● Exercise prompt
Go through the listing and write out all of it exactly.

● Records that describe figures
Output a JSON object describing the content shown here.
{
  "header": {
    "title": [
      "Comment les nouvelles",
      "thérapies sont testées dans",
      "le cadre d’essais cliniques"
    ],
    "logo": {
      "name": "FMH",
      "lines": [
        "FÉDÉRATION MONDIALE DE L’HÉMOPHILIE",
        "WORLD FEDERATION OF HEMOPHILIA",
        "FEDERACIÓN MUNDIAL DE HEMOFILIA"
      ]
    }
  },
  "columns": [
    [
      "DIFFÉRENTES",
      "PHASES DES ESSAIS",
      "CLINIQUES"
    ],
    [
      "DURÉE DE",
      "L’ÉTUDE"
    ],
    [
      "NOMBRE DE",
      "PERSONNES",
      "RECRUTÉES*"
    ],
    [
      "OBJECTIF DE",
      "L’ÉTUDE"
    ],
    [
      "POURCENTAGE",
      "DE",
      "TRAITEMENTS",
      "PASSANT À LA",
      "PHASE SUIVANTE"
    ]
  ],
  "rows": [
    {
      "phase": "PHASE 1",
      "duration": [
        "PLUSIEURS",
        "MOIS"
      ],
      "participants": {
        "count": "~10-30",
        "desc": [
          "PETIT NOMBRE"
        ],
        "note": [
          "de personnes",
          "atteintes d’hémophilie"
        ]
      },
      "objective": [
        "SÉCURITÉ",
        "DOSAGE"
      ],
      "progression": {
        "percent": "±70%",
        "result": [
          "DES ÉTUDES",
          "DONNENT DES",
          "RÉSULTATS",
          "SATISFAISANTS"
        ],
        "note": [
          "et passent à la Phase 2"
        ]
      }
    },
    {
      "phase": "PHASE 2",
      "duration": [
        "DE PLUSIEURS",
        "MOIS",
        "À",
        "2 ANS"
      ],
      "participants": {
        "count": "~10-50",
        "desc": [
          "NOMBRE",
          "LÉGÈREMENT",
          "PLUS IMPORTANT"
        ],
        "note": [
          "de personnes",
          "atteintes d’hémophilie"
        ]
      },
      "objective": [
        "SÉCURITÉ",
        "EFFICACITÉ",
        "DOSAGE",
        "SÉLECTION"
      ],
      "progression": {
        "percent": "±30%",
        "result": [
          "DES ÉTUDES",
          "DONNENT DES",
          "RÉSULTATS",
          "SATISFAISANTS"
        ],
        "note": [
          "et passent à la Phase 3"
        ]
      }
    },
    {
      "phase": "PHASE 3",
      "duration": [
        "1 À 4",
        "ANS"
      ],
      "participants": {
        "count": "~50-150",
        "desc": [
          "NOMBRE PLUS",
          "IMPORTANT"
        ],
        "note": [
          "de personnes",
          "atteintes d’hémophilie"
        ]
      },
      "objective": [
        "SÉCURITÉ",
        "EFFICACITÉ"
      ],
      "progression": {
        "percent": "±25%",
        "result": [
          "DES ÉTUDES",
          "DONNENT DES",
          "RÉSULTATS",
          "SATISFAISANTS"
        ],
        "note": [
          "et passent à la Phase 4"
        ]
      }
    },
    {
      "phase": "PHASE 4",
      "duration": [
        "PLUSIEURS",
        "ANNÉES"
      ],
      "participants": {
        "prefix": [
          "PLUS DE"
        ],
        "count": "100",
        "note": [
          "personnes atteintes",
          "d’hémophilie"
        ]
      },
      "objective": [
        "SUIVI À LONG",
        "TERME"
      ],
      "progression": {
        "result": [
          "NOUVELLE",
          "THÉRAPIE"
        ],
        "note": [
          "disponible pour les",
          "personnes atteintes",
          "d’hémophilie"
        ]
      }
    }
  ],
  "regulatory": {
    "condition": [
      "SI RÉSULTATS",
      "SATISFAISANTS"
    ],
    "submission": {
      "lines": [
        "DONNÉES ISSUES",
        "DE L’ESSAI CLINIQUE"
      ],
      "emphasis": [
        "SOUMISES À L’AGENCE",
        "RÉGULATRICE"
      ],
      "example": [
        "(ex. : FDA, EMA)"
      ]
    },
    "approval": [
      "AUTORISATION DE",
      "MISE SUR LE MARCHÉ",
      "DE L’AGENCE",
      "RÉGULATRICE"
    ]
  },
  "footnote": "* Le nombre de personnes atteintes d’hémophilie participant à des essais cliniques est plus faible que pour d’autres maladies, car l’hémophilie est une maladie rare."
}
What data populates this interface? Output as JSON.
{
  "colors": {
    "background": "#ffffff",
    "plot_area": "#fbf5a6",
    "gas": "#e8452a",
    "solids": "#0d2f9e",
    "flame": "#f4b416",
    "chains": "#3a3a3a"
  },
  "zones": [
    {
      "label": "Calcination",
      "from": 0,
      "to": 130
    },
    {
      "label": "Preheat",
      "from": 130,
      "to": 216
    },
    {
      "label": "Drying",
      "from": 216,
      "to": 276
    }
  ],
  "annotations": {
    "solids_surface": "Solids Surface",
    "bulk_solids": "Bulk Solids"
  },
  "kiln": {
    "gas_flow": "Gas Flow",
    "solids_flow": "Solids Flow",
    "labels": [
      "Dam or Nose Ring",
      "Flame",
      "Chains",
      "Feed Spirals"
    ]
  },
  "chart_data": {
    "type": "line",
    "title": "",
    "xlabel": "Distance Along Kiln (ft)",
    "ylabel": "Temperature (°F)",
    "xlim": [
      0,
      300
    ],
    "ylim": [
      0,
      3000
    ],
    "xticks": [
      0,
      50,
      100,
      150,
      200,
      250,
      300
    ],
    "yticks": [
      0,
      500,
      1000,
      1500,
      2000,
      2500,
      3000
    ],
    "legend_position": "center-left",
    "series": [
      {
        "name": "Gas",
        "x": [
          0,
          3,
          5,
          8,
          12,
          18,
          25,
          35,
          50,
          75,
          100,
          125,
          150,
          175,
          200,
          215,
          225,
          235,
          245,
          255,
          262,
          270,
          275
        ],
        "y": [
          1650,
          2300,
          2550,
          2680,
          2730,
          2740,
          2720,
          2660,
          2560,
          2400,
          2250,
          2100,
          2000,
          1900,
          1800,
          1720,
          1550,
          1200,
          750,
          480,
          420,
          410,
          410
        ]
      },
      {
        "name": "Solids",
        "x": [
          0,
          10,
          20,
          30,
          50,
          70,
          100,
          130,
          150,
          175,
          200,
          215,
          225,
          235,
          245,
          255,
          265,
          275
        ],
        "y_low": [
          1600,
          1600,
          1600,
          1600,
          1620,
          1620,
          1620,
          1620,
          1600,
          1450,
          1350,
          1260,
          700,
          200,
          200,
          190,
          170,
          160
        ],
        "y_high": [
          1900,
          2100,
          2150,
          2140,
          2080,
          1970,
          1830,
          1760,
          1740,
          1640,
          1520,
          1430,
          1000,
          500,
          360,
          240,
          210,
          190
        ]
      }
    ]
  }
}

● Written answer
Output a JSON object describing the content shown here.
{
  "header": {
    "title": [
      "Comment les nouvelles",
      "thérapies sont testées dans",
      "le cadre d’essais cliniques"
    ],
    "logo": {
      "name": "FMH",
      "lines": [
        "FÉDÉRATION MONDIALE DE L’HÉMOPHILIE",
        "WORLD FEDERATION OF HEMOPHILIA",
        "FEDERACIÓN MUNDIAL DE HEMOFILIA"
      ]
    }
  },
  "columns": [
    [
      "DIFFÉRENTES",
      "PHASES DES ESSAIS",
      "CLINIQUES"
    ],
    [
      "DURÉE DE",
      "L’ÉTUDE"
    ],
    [
      "NOMBRE DE",
      "PERSONNES",
      "RECRUTÉES*"
    ],
    [
      "OBJECTIF DE",
      "L’ÉTUDE"
    ],
    [
      "POURCENTAGE",
      "DE",
      "TRAITEMENTS",
      "PASSANT À LA",
      "PHASE SUIVANTE"
    ]
  ],
  "rows": [
    {
      "phase": "PHASE 1",
      "duration": [
        "PLUSIEURS",
        "MOIS"
      ],
      "participants": {
        "count": "~10-30",
        "desc": [
          "PETIT NOMBRE"
        ],
        "note": [
          "de personnes",
          "atteintes d’hémophilie"
        ]
      },
      "objective": [
        "SÉCURITÉ",
        "DOSAGE"
      ],
      "progression": {
        "percent": "±70%",
        "result": [
          "DES ÉTUDES",
          "DONNENT DES",
          "RÉSULTATS",
          "SATISFAISANTS"
        ],
        "note": [
          "et passent à la Phase 2"
        ]
      }
    },
    {
      "phase": "PHASE 2",
      "duration": [
        "DE PLUSIEURS",
        "MOIS",
        "À",
        "2 ANS"
      ],
      "participants": {
        "count": "~10-50",
        "desc": [
          "NOMBRE",
          "LÉGÈREMENT",
          "PLUS IMPORTANT"
        ],
        "note": [
          "de personnes",
          "atteintes d’hémophilie"
        ]
      },
      "objective": [
        "SÉCURITÉ",
        "EFFICACITÉ",
        "DOSAGE",
        "SÉLECTION"
      ],
      "progression": {
        "percent": "±30%",
        "result": [
          "DES ÉTUDES",
          "DONNENT DES",
          "RÉSULTATS",
          "SATISFAISANTS"
        ],
        "note": [
          "et passent à la Phase 3"
        ]
      }
    },
    {
      "phase": "PHASE 3",
      "duration": [
        "1 À 4",
        "ANS"
      ],
      "participants": {
        "count": "~50-150",
        "desc": [
          "NOMBRE PLUS",
          "IMPORTANT"
        ],
        "note": [
          "de personnes",
          "atteintes d’hémophilie"
        ]
      },
      "objective": [
        "SÉCURITÉ",
        "EFFICACITÉ"
      ],
      "progression": {
        "percent": "±25%",
        "result": [
          "DES ÉTUDES",
          "DONNENT DES",
          "RÉSULTATS",
          "SATISFAISANTS"
        ],
        "note": [
          "et passent à la Phase 4"
        ]
      }
    },
    {
      "phase": "PHASE 4",
      "duration": [
        "PLUSIEURS",
        "ANNÉES"
      ],
      "participants": {
        "prefix": [
          "PLUS DE"
        ],
        "count": "100",
        "note": [
          "personnes atteintes",
          "d’hémophilie"
        ]
      },
      "objective": [
        "SUIVI À LONG",
        "TERME"
      ],
      "progression": {
        "result": [
          "NOUVELLE",
          "THÉRAPIE"
        ],
        "note": [
          "disponible pour les",
          "personnes atteintes",
          "d’hémophilie"
        ]
      }
    }
  ],
  "regulatory": {
    "condition": [
      "SI RÉSULTATS",
      "SATISFAISANTS"
    ],
    "submission": {
      "lines": [
        "DONNÉES ISSUES",
        "DE L’ESSAI CLINIQUE"
      ],
      "emphasis": [
        "SOUMISES À L’AGENCE",
        "RÉGULATRICE"
      ],
      "example": [
        "(ex. : FDA, EMA)"
      ]
    },
    "approval": [
      "AUTORISATION DE",
      "MISE SUR LE MARCHÉ",
      "DE L’AGENCE",
      "RÉGULATRICE"
    ]
  },
  "footnote": "* Le nombre de personnes atteintes d’hémophilie participant à des essais cliniques est plus faible que pour d’autres maladies, car l’hémophilie est une maladie rare."
}
What data populates this interface? Output as JSON.
{
  "colors": {
    "background": "#ffffff",
    "plot_area": "#fbf5a6",
    "gas": "#e8452a",
    "solids": "#0d2f9e",
    "flame": "#f4b416",
    "chains": "#3a3a3a"
  },
  "zones": [
    {
      "label": "Calcination",
      "from": 0,
      "to": 130
    },
    {
      "label": "Preheat",
      "from": 130,
      "to": 216
    },
    {
      "label": "Drying",
      "from": 216,
      "to": 276
    }
  ],
  "annotations": {
    "solids_surface": "Solids Surface",
    "bulk_solids": "Bulk Solids"
  },
  "kiln": {
    "gas_flow": "Gas Flow",
    "solids_flow": "Solids Flow",
    "labels": [
      "Dam or Nose Ring",
      "Flame",
      "Chains",
      "Feed Spirals"
    ]
  },
  "chart_data": {
    "type": "line",
    "title": "",
    "xlabel": "Distance Along Kiln (ft)",
    "ylabel": "Temperature (°F)",
    "xlim": [
      0,
      300
    ],
    "ylim": [
      0,
      3000
    ],
    "xticks": [
      0,
      50,
      100,
      150,
      200,
      250,
      300
    ],
    "yticks": [
      0,
      500,
      1000,
      1500,
      2000,
      2500,
      3000
    ],
    "legend_position": "center-left",
    "series": [
      {
        "name": "Gas",
        "x": [
          0,
          3,
          5,
          8,
          12,
          18,
          25,
          35,
          50,
          75,
          100,
          125,
          150,
          175,
          200,
          215,
          225,
          235,
          245,
          255,
          262,
          270,
          275
        ],
        "y": [
          1650,
          2300,
          2550,
          2680,
          2730,
          2740,
          2720,
          2660,
          2560,
          2400,
          2250,
          2100,
          2000,
          1900,
          1800,
          1720,
          1550,
          1200,
          750,
          480,
          420,
          410,
          410
        ]
      },
      {
        "name": "Solids",
        "x": [
          0,
          10,
          20,
          30,
          50,
          70,
          100,
          130,
          150,
          175,
          200,
          215,
          225,
          235,
          245,
          255,
          265,
          275
        ],
        "y_low": [
          1600,
          1600,
          1600,
          1600,
          1620,
          1620,
          1620,
          1620,
          1600,
          1450,
          1350,
          1260,
          700,
          200,
          200,
          190,
          170,
          160
        ],
        "y_high": [
          1900,
          2100,
          2150,
          2140,
          2080,
          1970,
          1830,
          1760,
          1740,
          1640,
          1520,
          1430,
          1000,
          500,
          360,
          240,
          210,
          190
        ]
      }
    ]
  }
}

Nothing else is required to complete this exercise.